Written task:
Quote the listing below in full and exactly as written, but omit every picture.

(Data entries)
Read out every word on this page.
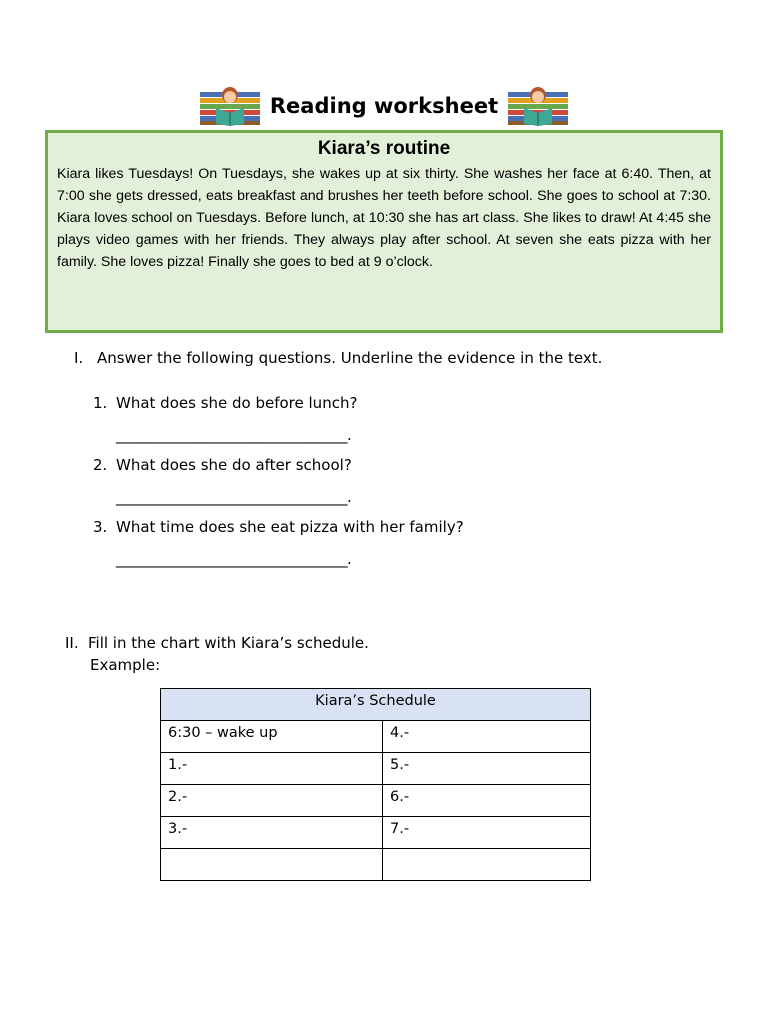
Reading worksheet
Kiara’s routine
Kiara likes Tuesdays! On Tuesdays, she wakes up at six thirty. She washes her face at 6:40. Then, at 7:00 she gets dressed, eats breakfast and brushes her teeth before school. She goes to school at 7:30. Kiara loves school on Tuesdays. Before lunch, at 10:30 she has art class. She likes to draw! At 4:45 she plays video games with her friends. They always play after school. At seven she eats pizza with her family. She loves pizza! Finally she goes to bed at 9 o’clock.
I. Answer the following questions. Underline the evidence in the text.
1. What does she do before lunch?
_________________________________.
2. What does she do after school?
_________________________________.
3. What time does she eat pizza with her family?
_________________________________.
II. Fill in the chart with Kiara’s schedule.
Example:
Kiara’s Schedule	
6:30 – wake up	4.-
1.-	5.-
2.-	6.-
3.-	7.-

Exercise result:
Read out every word on this page.
Reading worksheet
Kiara’s routine
Kiara likes Tuesdays! On Tuesdays, she wakes up at six thirty. She washes her face at 6:40. Then, at 7:00 she gets dressed, eats breakfast and brushes her teeth before school. She goes to school at 7:30. Kiara loves school on Tuesdays. Before lunch, at 10:30 she has art class. She likes to draw! At 4:45 she plays video games with her friends. They always play after school. At seven she eats pizza with her family. She loves pizza! Finally she goes to bed at 9 o’clock.
I. Answer the following questions. Underline the evidence in the text.
1. What does she do before lunch?
_________________________________.
2. What does she do after school?
_________________________________.
3. What time does she eat pizza with her family?
_________________________________.
II. Fill in the chart with Kiara’s schedule.
Example:
Kiara’s Schedule	
6:30 – wake up	4.-
1.-	5.-
2.-	6.-
3.-	7.-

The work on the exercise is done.